Trecho do documento:
____

No começo, achei que fosse
um papagaio selvagem. Ele
não fala português. Depois
achei que estava mais para uma
arara. Dependendo do dia, parece
um poodle histérico. Seja
lá o que for, é ele meu despertador.
Seus horários são bem rígidos.
Começa o berreiro às 7:30
e pára às nove. Depois, só na
manhã seguinte. Vai ver, é uma
criança.
De dia, tudo é bem calminho
por aqui. Aproveito para escrever.
Dizem que parece cidade
de interior. Bem, eu sou do interior.
Não é isso.Parece cidade
fantasma, o que para efeitos de
escrita, é até melhor.
A rua de cima se chama Purpurina.
A de baixo, Wisard.
Existem duas Vilas Madalenas.
A do dia, e a da noite. À noite, é
sempre Natal. Acho que foi em
2005 que enrolaram umas luzinhas
amarelas nos troncos das
árvores da Aspicuelta, e nunca
mais tiraram. Fora essas luzinhas,
tudo o mais é movediço.
Viver aqui é um curso prático
de impermanência. As coisas
mais sólidas, como uma casa,
podem sumir de uma semana
para a outra. No lugar surge um
estacionamento. Você olha,
olha, e se pergunta se era ali que
havia uma casa com um jardinzinho lindo.

____

Dados fornecidos:

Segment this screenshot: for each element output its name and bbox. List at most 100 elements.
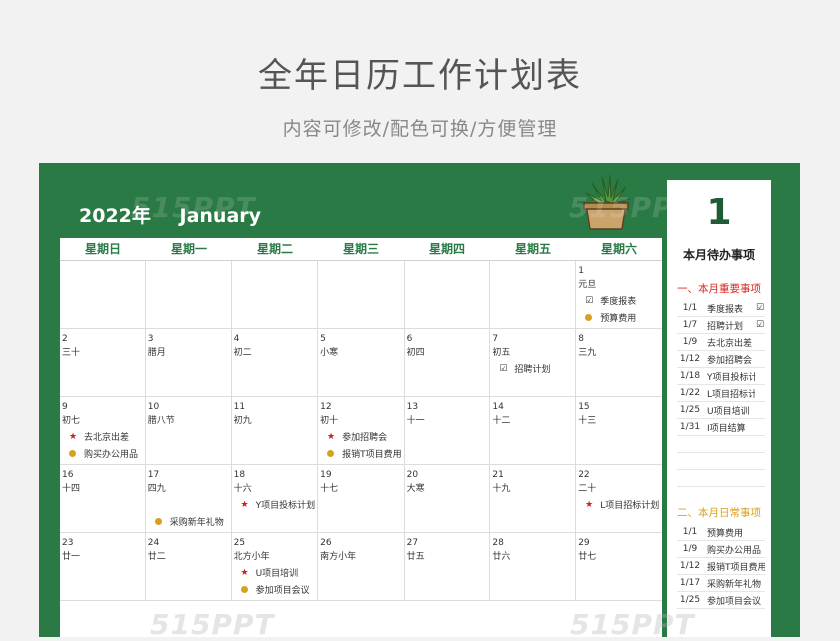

____

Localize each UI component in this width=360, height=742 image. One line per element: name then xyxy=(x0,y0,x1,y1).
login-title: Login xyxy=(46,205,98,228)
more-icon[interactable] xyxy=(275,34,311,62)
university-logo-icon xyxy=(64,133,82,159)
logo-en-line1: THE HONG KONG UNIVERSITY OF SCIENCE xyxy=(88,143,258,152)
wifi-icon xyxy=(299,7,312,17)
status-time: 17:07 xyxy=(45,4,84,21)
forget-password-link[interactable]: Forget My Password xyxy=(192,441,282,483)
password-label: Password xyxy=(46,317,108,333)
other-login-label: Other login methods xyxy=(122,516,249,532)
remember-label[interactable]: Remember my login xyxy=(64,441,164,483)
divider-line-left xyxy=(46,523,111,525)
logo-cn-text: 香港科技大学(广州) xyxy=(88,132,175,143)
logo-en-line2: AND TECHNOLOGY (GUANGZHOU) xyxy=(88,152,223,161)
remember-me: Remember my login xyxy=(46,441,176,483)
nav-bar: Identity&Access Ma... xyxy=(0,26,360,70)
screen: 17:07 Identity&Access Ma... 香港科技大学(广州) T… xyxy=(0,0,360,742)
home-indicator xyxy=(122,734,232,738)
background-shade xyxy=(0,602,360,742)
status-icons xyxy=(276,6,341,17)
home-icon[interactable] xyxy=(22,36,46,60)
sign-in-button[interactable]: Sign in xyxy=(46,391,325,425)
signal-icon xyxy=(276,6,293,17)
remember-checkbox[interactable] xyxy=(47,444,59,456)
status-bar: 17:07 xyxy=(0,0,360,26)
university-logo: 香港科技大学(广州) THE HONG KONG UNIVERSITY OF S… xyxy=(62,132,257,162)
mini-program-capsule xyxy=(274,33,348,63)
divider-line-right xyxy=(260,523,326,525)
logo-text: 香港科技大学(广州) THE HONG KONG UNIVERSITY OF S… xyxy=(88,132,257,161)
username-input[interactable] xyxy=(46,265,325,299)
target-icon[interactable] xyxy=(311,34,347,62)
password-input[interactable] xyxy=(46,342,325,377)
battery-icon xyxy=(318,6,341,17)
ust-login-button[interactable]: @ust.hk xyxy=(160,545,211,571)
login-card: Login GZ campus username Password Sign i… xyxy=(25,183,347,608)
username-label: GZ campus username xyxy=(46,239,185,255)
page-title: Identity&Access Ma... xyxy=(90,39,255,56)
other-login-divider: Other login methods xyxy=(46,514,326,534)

____

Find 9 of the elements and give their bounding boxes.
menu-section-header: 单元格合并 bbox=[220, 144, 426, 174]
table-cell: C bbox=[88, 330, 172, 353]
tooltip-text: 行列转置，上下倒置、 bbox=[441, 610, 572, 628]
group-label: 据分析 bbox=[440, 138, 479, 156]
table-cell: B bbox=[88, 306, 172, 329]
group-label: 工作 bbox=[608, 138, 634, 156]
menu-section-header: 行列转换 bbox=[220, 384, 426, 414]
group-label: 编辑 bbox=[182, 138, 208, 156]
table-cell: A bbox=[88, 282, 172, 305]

____

Tarefa 1: Transcreva na íntegra, sem qualquer alteração, o texto sobre a Vila Madalena.
Tarefa 2: Reproduza palavra por palavra as linhas das entradas que vão da que contém "Find 9 of the" até a que contém "table-cell: A bbox=[88, 282, 172, 305]", incluindo as duas.

Solução 1:
No começo, achei que fosse
um papagaio selvagem. Ele
não fala português. Depois
achei que estava mais para uma
arara. Dependendo do dia, parece
um poodle histérico. Seja
lá o que for, é ele meu despertador.
Seus horários são bem rígidos.
Começa o berreiro às 7:30
e pára às nove. Depois, só na
manhã seguinte. Vai ver, é uma
criança.
De dia, tudo é bem calminho
por aqui. Aproveito para escrever.
Dizem que parece cidade
de interior. Bem, eu sou do interior.
Não é isso.Parece cidade
fantasma, o que para efeitos de
escrita, é até melhor.
A rua de cima se chama Purpurina.
A de baixo, Wisard.
Existem duas Vilas Madalenas.
A do dia, e a da noite. À noite, é
sempre Natal. Acho que foi em
2005 que enrolaram umas luzinhas
amarelas nos troncos das
árvores da Aspicuelta, e nunca
mais tiraram. Fora essas luzinhas,
tudo o mais é movediço.
Viver aqui é um curso prático
de impermanência. As coisas
mais sólidas, como uma casa,
podem sumir de uma semana
para a outra. No lugar surge um
estacionamento. Você olha,
olha, e se pergunta se era ali que
havia uma casa com um jardinzinho lindo.

Solução 2:
Find 9 of the elements and give their bounding boxes.
menu-section-header: 单元格合并 bbox=[220, 144, 426, 174]
table-cell: C bbox=[88, 330, 172, 353]
tooltip-text: 行列转置，上下倒置、 bbox=[441, 610, 572, 628]
group-label: 据分析 bbox=[440, 138, 479, 156]
table-cell: B bbox=[88, 306, 172, 329]
group-label: 工作 bbox=[608, 138, 634, 156]
menu-section-header: 行列转换 bbox=[220, 384, 426, 414]
group-label: 编辑 bbox=[182, 138, 208, 156]
table-cell: A bbox=[88, 282, 172, 305]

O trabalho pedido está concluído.